• [WHAT YOU ARE ASKED TO DO]
Your task is to restate the data word for word.
>> BEGIN ENTRIES SUPPLIED
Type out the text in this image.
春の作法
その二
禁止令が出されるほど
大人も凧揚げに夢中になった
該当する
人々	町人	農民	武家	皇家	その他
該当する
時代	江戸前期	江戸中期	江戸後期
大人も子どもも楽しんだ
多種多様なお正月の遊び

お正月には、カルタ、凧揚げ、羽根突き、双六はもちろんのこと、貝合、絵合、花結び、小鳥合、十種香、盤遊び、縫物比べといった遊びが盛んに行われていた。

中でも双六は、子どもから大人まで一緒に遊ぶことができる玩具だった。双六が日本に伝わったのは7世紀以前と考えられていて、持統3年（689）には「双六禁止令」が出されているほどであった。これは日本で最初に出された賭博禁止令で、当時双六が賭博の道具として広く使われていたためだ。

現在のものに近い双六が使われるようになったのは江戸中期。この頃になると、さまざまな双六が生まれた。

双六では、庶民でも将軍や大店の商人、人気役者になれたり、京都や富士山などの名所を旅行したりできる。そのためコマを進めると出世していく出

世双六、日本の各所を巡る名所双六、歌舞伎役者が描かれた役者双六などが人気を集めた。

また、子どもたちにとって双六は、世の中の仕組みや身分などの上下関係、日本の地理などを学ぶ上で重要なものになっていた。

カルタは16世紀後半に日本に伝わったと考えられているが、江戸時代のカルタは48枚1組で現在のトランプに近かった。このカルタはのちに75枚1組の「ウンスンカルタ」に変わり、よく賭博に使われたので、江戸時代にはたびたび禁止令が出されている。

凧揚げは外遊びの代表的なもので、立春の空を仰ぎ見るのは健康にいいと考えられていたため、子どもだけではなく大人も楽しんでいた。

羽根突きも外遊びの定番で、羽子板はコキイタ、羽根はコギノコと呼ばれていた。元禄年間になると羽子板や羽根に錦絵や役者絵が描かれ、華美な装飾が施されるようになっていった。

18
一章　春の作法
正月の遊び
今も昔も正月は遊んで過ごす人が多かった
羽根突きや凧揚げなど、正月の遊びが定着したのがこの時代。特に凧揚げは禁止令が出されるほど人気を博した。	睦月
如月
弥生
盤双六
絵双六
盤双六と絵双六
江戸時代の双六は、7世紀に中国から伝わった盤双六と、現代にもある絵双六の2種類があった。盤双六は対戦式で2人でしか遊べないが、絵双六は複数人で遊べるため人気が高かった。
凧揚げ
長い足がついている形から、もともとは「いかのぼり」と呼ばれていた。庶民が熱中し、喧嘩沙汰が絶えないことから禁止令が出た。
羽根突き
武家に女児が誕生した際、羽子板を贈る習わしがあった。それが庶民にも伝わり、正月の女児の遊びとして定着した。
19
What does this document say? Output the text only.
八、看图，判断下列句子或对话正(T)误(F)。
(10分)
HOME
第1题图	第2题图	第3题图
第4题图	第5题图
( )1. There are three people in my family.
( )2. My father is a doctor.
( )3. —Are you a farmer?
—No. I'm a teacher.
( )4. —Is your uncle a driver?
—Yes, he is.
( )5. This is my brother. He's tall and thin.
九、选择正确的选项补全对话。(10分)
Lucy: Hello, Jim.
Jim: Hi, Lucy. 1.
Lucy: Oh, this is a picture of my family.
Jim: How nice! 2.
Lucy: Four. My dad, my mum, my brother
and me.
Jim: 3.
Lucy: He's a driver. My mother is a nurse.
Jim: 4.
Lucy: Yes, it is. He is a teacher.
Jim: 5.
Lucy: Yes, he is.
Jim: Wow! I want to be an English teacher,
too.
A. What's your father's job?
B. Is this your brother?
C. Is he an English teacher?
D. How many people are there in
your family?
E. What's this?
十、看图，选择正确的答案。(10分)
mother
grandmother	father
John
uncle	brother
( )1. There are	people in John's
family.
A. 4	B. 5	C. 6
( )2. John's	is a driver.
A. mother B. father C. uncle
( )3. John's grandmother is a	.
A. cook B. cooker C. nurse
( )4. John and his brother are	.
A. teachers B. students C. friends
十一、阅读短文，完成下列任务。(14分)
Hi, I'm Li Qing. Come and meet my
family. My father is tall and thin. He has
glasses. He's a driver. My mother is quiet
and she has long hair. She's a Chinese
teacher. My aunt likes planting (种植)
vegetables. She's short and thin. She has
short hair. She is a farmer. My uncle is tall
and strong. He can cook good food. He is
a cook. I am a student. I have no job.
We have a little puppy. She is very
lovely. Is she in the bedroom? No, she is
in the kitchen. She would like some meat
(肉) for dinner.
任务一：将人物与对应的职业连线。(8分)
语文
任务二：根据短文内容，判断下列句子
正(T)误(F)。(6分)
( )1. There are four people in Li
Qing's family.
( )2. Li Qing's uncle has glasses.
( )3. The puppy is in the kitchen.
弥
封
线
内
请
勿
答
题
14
>> END ENTRIES SUPPLIED
• [RESULT]
Type out the text in this image.
春の作法
その二
禁止令が出されるほど
大人も凧揚げに夢中になった
該当する
人々	町人	農民	武家	皇家	その他
該当する
時代	江戸前期	江戸中期	江戸後期
大人も子どもも楽しんだ
多種多様なお正月の遊び

お正月には、カルタ、凧揚げ、羽根突き、双六はもちろんのこと、貝合、絵合、花結び、小鳥合、十種香、盤遊び、縫物比べといった遊びが盛んに行われていた。

中でも双六は、子どもから大人まで一緒に遊ぶことができる玩具だった。双六が日本に伝わったのは7世紀以前と考えられていて、持統3年（689）には「双六禁止令」が出されているほどであった。これは日本で最初に出された賭博禁止令で、当時双六が賭博の道具として広く使われていたためだ。

現在のものに近い双六が使われるようになったのは江戸中期。この頃になると、さまざまな双六が生まれた。

双六では、庶民でも将軍や大店の商人、人気役者になれたり、京都や富士山などの名所を旅行したりできる。そのためコマを進めると出世していく出

世双六、日本の各所を巡る名所双六、歌舞伎役者が描かれた役者双六などが人気を集めた。

また、子どもたちにとって双六は、世の中の仕組みや身分などの上下関係、日本の地理などを学ぶ上で重要なものになっていた。

カルタは16世紀後半に日本に伝わったと考えられているが、江戸時代のカルタは48枚1組で現在のトランプに近かった。このカルタはのちに75枚1組の「ウンスンカルタ」に変わり、よく賭博に使われたので、江戸時代にはたびたび禁止令が出されている。

凧揚げは外遊びの代表的なもので、立春の空を仰ぎ見るのは健康にいいと考えられていたため、子どもだけではなく大人も楽しんでいた。

羽根突きも外遊びの定番で、羽子板はコキイタ、羽根はコギノコと呼ばれていた。元禄年間になると羽子板や羽根に錦絵や役者絵が描かれ、華美な装飾が施されるようになっていった。

18
一章　春の作法
正月の遊び
今も昔も正月は遊んで過ごす人が多かった
羽根突きや凧揚げなど、正月の遊びが定着したのがこの時代。特に凧揚げは禁止令が出されるほど人気を博した。	睦月
如月
弥生
盤双六
絵双六
盤双六と絵双六
江戸時代の双六は、7世紀に中国から伝わった盤双六と、現代にもある絵双六の2種類があった。盤双六は対戦式で2人でしか遊べないが、絵双六は複数人で遊べるため人気が高かった。
凧揚げ
長い足がついている形から、もともとは「いかのぼり」と呼ばれていた。庶民が熱中し、喧嘩沙汰が絶えないことから禁止令が出た。
羽根突き
武家に女児が誕生した際、羽子板を贈る習わしがあった。それが庶民にも伝わり、正月の女児の遊びとして定着した。
19
What does this document say? Output the text only.
八、看图，判断下列句子或对话正(T)误(F)。
(10分)
HOME
第1题图	第2题图	第3题图
第4题图	第5题图
( )1. There are three people in my family.
( )2. My father is a doctor.
( )3. —Are you a farmer?
—No. I'm a teacher.
( )4. —Is your uncle a driver?
—Yes, he is.
( )5. This is my brother. He's tall and thin.
九、选择正确的选项补全对话。(10分)
Lucy: Hello, Jim.
Jim: Hi, Lucy. 1.
Lucy: Oh, this is a picture of my family.
Jim: How nice! 2.
Lucy: Four. My dad, my mum, my brother
and me.
Jim: 3.
Lucy: He's a driver. My mother is a nurse.
Jim: 4.
Lucy: Yes, it is. He is a teacher.
Jim: 5.
Lucy: Yes, he is.
Jim: Wow! I want to be an English teacher,
too.
A. What's your father's job?
B. Is this your brother?
C. Is he an English teacher?
D. How many people are there in
your family?
E. What's this?
十、看图，选择正确的答案。(10分)
mother
grandmother	father
John
uncle	brother
( )1. There are	people in John's
family.
A. 4	B. 5	C. 6
( )2. John's	is a driver.
A. mother B. father C. uncle
( )3. John's grandmother is a	.
A. cook B. cooker C. nurse
( )4. John and his brother are	.
A. teachers B. students C. friends
十一、阅读短文，完成下列任务。(14分)
Hi, I'm Li Qing. Come and meet my
family. My father is tall and thin. He has
glasses. He's a driver. My mother is quiet
and she has long hair. She's a Chinese
teacher. My aunt likes planting (种植)
vegetables. She's short and thin. She has
short hair. She is a farmer. My uncle is tall
and strong. He can cook good food. He is
a cook. I am a student. I have no job.
We have a little puppy. She is very
lovely. Is she in the bedroom? No, she is
in the kitchen. She would like some meat
(肉) for dinner.
任务一：将人物与对应的职业连线。(8分)
语文
任务二：根据短文内容，判断下列句子
正(T)误(F)。(6分)
( )1. There are four people in Li
Qing's family.
( )2. Li Qing's uncle has glasses.
( )3. The puppy is in the kitchen.
弥
封
线
内
请
勿
答
题
14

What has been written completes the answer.